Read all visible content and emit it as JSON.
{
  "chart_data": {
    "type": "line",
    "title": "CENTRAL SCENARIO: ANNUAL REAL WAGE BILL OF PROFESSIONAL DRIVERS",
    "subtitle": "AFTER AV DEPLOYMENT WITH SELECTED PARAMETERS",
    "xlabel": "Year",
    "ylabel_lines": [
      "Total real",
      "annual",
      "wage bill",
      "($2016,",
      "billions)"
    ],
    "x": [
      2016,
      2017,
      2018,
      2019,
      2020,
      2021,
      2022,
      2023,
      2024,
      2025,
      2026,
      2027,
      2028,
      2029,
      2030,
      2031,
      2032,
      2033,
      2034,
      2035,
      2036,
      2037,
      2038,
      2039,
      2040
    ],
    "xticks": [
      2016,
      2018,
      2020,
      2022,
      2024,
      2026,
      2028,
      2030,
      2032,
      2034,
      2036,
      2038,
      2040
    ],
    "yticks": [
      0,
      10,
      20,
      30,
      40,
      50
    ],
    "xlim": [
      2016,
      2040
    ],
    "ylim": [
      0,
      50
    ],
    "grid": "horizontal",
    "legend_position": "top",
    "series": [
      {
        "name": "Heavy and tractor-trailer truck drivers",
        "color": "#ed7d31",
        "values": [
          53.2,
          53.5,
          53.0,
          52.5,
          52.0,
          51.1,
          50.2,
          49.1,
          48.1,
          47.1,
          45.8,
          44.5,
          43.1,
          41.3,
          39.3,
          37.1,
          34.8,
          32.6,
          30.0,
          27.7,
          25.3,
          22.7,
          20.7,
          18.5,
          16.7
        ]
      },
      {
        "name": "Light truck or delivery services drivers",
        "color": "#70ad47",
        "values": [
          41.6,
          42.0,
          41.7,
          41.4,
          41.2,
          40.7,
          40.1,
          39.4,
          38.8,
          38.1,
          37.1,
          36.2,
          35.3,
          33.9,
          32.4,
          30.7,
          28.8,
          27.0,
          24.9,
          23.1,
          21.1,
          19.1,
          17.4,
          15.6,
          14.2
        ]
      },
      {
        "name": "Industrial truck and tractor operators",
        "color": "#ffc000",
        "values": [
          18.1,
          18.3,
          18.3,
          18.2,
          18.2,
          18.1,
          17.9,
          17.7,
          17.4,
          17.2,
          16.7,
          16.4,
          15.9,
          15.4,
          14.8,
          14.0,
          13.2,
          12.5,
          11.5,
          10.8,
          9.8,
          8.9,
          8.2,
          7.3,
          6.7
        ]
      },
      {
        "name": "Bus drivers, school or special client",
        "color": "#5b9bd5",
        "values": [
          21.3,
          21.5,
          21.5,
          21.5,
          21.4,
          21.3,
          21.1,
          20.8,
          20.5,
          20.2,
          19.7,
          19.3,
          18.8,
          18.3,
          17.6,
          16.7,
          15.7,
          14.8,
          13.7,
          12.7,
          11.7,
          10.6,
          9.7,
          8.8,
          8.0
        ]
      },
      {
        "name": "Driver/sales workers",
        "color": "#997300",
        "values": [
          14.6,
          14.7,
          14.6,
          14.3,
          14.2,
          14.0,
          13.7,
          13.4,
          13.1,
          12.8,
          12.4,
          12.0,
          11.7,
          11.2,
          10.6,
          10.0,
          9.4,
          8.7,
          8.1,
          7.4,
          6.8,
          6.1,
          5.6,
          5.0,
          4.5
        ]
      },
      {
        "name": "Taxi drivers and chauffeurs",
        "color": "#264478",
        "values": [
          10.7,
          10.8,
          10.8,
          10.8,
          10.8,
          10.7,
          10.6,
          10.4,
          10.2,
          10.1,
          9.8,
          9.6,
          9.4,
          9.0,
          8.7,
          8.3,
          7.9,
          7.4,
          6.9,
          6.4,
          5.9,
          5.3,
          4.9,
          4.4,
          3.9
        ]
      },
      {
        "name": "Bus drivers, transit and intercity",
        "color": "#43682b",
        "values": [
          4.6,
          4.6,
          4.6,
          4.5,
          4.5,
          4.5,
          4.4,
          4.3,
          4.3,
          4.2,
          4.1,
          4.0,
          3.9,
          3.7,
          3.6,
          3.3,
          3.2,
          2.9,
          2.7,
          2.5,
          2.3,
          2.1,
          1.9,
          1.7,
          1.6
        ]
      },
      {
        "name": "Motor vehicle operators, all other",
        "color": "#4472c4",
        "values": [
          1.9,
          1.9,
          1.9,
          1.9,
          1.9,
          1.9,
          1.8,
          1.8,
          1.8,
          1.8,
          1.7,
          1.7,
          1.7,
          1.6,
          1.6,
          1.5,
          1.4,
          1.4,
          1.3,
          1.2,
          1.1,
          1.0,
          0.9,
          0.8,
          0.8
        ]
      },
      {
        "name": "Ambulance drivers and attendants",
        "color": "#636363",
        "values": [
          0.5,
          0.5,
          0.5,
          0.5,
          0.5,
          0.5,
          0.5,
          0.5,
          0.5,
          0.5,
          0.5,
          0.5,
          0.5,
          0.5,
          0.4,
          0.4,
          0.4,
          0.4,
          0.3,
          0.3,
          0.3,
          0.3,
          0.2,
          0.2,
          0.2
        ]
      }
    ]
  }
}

----------------

**Task brief**
Type out the full listing again, exactly as given.

**Solved problem**
Read all visible content and emit it as JSON.
{
  "chart_data": {
    "type": "line",
    "title": "CENTRAL SCENARIO: ANNUAL REAL WAGE BILL OF PROFESSIONAL DRIVERS",
    "subtitle": "AFTER AV DEPLOYMENT WITH SELECTED PARAMETERS",
    "xlabel": "Year",
    "ylabel_lines": [
      "Total real",
      "annual",
      "wage bill",
      "($2016,",
      "billions)"
    ],
    "x": [
      2016,
      2017,
      2018,
      2019,
      2020,
      2021,
      2022,
      2023,
      2024,
      2025,
      2026,
      2027,
      2028,
      2029,
      2030,
      2031,
      2032,
      2033,
      2034,
      2035,
      2036,
      2037,
      2038,
      2039,
      2040
    ],
    "xticks": [
      2016,
      2018,
      2020,
      2022,
      2024,
      2026,
      2028,
      2030,
      2032,
      2034,
      2036,
      2038,
      2040
    ],
    "yticks": [
      0,
      10,
      20,
      30,
      40,
      50
    ],
    "xlim": [
      2016,
      2040
    ],
    "ylim": [
      0,
      50
    ],
    "grid": "horizontal",
    "legend_position": "top",
    "series": [
      {
        "name": "Heavy and tractor-trailer truck drivers",
        "color": "#ed7d31",
        "values": [
          53.2,
          53.5,
          53.0,
          52.5,
          52.0,
          51.1,
          50.2,
          49.1,
          48.1,
          47.1,
          45.8,
          44.5,
          43.1,
          41.3,
          39.3,
          37.1,
          34.8,
          32.6,
          30.0,
          27.7,
          25.3,
          22.7,
          20.7,
          18.5,
          16.7
        ]
      },
      {
        "name": "Light truck or delivery services drivers",
        "color": "#70ad47",
        "values": [
          41.6,
          42.0,
          41.7,
          41.4,
          41.2,
          40.7,
          40.1,
          39.4,
          38.8,
          38.1,
          37.1,
          36.2,
          35.3,
          33.9,
          32.4,
          30.7,
          28.8,
          27.0,
          24.9,
          23.1,
          21.1,
          19.1,
          17.4,
          15.6,
          14.2
        ]
      },
      {
        "name": "Industrial truck and tractor operators",
        "color": "#ffc000",
        "values": [
          18.1,
          18.3,
          18.3,
          18.2,
          18.2,
          18.1,
          17.9,
          17.7,
          17.4,
          17.2,
          16.7,
          16.4,
          15.9,
          15.4,
          14.8,
          14.0,
          13.2,
          12.5,
          11.5,
          10.8,
          9.8,
          8.9,
          8.2,
          7.3,
          6.7
        ]
      },
      {
        "name": "Bus drivers, school or special client",
        "color": "#5b9bd5",
        "values": [
          21.3,
          21.5,
          21.5,
          21.5,
          21.4,
          21.3,
          21.1,
          20.8,
          20.5,
          20.2,
          19.7,
          19.3,
          18.8,
          18.3,
          17.6,
          16.7,
          15.7,
          14.8,
          13.7,
          12.7,
          11.7,
          10.6,
          9.7,
          8.8,
          8.0
        ]
      },
      {
        "name": "Driver/sales workers",
        "color": "#997300",
        "values": [
          14.6,
          14.7,
          14.6,
          14.3,
          14.2,
          14.0,
          13.7,
          13.4,
          13.1,
          12.8,
          12.4,
          12.0,
          11.7,
          11.2,
          10.6,
          10.0,
          9.4,
          8.7,
          8.1,
          7.4,
          6.8,
          6.1,
          5.6,
          5.0,
          4.5
        ]
      },
      {
        "name": "Taxi drivers and chauffeurs",
        "color": "#264478",
        "values": [
          10.7,
          10.8,
          10.8,
          10.8,
          10.8,
          10.7,
          10.6,
          10.4,
          10.2,
          10.1,
          9.8,
          9.6,
          9.4,
          9.0,
          8.7,
          8.3,
          7.9,
          7.4,
          6.9,
          6.4,
          5.9,
          5.3,
          4.9,
          4.4,
          3.9
        ]
      },
      {
        "name": "Bus drivers, transit and intercity",
        "color": "#43682b",
        "values": [
          4.6,
          4.6,
          4.6,
          4.5,
          4.5,
          4.5,
          4.4,
          4.3,
          4.3,
          4.2,
          4.1,
          4.0,
          3.9,
          3.7,
          3.6,
          3.3,
          3.2,
          2.9,
          2.7,
          2.5,
          2.3,
          2.1,
          1.9,
          1.7,
          1.6
        ]
      },
      {
        "name": "Motor vehicle operators, all other",
        "color": "#4472c4",
        "values": [
          1.9,
          1.9,
          1.9,
          1.9,
          1.9,
          1.9,
          1.8,
          1.8,
          1.8,
          1.8,
          1.7,
          1.7,
          1.7,
          1.6,
          1.6,
          1.5,
          1.4,
          1.4,
          1.3,
          1.2,
          1.1,
          1.0,
          0.9,
          0.8,
          0.8
        ]
      },
      {
        "name": "Ambulance drivers and attendants",
        "color": "#636363",
        "values": [
          0.5,
          0.5,
          0.5,
          0.5,
          0.5,
          0.5,
          0.5,
          0.5,
          0.5,
          0.5,
          0.5,
          0.5,
          0.5,
          0.5,
          0.4,
          0.4,
          0.4,
          0.4,
          0.3,
          0.3,
          0.3,
          0.3,
          0.2,
          0.2,
          0.2
        ]
      }
    ]
  }
}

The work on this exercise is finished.